## The task
Write out the records once more, exactly, and keep any image out.

(Material supplied Opens)

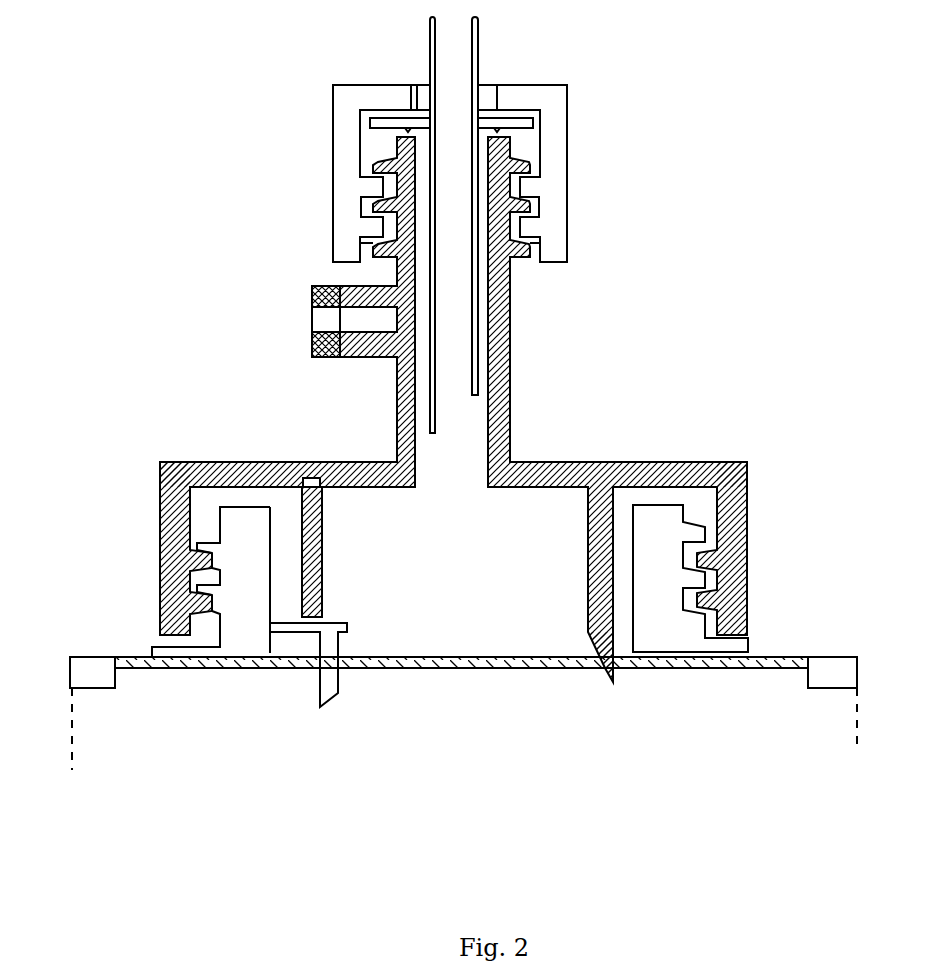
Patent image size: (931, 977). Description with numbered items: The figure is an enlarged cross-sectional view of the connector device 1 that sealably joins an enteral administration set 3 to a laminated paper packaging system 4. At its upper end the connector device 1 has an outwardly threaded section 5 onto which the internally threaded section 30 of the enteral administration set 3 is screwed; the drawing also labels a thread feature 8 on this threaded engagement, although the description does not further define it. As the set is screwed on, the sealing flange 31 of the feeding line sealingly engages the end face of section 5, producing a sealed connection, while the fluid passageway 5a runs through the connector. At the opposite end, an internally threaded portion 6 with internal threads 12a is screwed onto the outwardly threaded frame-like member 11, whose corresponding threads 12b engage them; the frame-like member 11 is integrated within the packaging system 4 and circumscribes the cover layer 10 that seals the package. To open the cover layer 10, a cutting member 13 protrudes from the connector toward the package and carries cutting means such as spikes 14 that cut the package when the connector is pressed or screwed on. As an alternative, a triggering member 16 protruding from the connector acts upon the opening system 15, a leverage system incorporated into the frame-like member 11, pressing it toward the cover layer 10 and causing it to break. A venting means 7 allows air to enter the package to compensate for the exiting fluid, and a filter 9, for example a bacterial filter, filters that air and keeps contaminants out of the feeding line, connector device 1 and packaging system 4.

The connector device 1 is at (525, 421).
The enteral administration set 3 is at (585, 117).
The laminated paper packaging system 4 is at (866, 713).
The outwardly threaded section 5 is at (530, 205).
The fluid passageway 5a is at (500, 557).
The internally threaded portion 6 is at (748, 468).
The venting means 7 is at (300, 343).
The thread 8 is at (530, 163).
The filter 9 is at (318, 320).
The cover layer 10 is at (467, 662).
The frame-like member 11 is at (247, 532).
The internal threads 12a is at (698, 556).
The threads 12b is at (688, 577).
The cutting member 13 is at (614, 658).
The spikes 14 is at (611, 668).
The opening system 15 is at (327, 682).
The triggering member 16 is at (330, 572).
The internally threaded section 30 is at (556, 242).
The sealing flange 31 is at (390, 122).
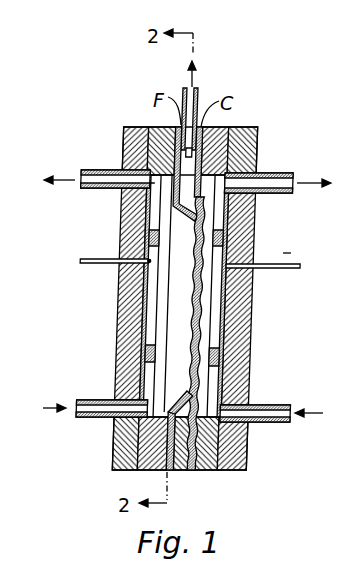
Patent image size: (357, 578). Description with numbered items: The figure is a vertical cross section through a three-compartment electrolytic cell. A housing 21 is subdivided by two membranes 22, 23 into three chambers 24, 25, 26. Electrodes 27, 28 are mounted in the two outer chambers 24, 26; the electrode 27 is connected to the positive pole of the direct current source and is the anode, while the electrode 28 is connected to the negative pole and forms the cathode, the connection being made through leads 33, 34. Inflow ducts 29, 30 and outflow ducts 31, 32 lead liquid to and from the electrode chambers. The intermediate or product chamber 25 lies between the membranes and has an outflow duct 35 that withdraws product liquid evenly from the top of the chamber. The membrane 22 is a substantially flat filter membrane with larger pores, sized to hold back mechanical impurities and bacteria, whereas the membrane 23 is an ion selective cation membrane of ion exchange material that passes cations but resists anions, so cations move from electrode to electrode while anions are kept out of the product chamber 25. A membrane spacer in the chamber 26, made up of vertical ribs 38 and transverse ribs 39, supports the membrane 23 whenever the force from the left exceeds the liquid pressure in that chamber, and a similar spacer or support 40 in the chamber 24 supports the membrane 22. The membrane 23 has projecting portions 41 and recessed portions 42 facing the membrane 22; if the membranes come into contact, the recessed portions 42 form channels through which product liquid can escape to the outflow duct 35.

(Material supplied Closes)

## Task solution
Patent image size: (931, 977). Description with numbered items: The figure is an enlarged cross-sectional view of the connector device 1 that sealably joins an enteral administration set 3 to a laminated paper packaging system 4. At its upper end the connector device 1 has an outwardly threaded section 5 onto which the internally threaded section 30 of the enteral administration set 3 is screwed; the drawing also labels a thread feature 8 on this threaded engagement, although the description does not further define it. As the set is screwed on, the sealing flange 31 of the feeding line sealingly engages the end face of section 5, producing a sealed connection, while the fluid passageway 5a runs through the connector. At the opposite end, an internally threaded portion 6 with internal threads 12a is screwed onto the outwardly threaded frame-like member 11, whose corresponding threads 12b engage them; the frame-like member 11 is integrated within the packaging system 4 and circumscribes the cover layer 10 that seals the package. To open the cover layer 10, a cutting member 13 protrudes from the connector toward the package and carries cutting means such as spikes 14 that cut the package when the connector is pressed or screwed on. As an alternative, a triggering member 16 protruding from the connector acts upon the opening system 15, a leverage system incorporated into the frame-like member 11, pressing it toward the cover layer 10 and causing it to break. A venting means 7 allows air to enter the package to compensate for the exiting fluid, and a filter 9, for example a bacterial filter, filters that air and keeps contaminants out of the feeding line, connector device 1 and packaging system 4.

The connector device 1 is at (525, 421).
The enteral administration set 3 is at (585, 117).
The laminated paper packaging system 4 is at (866, 713).
The outwardly threaded section 5 is at (530, 205).
The fluid passageway 5a is at (500, 557).
The internally threaded portion 6 is at (748, 468).
The venting means 7 is at (300, 343).
The thread 8 is at (530, 163).
The filter 9 is at (318, 320).
The cover layer 10 is at (467, 662).
The frame-like member 11 is at (247, 532).
The internal threads 12a is at (698, 556).
The threads 12b is at (688, 577).
The cutting member 13 is at (614, 658).
The spikes 14 is at (611, 668).
The opening system 15 is at (327, 682).
The triggering member 16 is at (330, 572).
The internally threaded section 30 is at (556, 242).
The sealing flange 31 is at (390, 122).
Patent image size: (357, 578). Description with numbered items: The figure is a vertical cross section through a three-compartment electrolytic cell. A housing 21 is subdivided by two membranes 22, 23 into three chambers 24, 25, 26. Electrodes 27, 28 are mounted in the two outer chambers 24, 26; the electrode 27 is connected to the positive pole of the direct current source and is the anode, while the electrode 28 is connected to the negative pole and forms the cathode, the connection being made through leads 33, 34. Inflow ducts 29, 30 and outflow ducts 31, 32 lead liquid to and from the electrode chambers. The intermediate or product chamber 25 lies between the membranes and has an outflow duct 35 that withdraws product liquid evenly from the top of the chamber. The membrane 22 is a substantially flat filter membrane with larger pores, sized to hold back mechanical impurities and bacteria, whereas the membrane 23 is an ion selective cation membrane of ion exchange material that passes cations but resists anions, so cations move from electrode to electrode while anions are kept out of the product chamber 25. A membrane spacer in the chamber 26, made up of vertical ribs 38 and transverse ribs 39, supports the membrane 23 whenever the force from the left exceeds the liquid pressure in that chamber, and a similar spacer or support 40 in the chamber 24 supports the membrane 22. The membrane 23 has projecting portions 41 and recessed portions 42 facing the membrane 22; if the membranes come into contact, the recessed portions 42 form channels through which product liquid can escape to the outflow duct 35.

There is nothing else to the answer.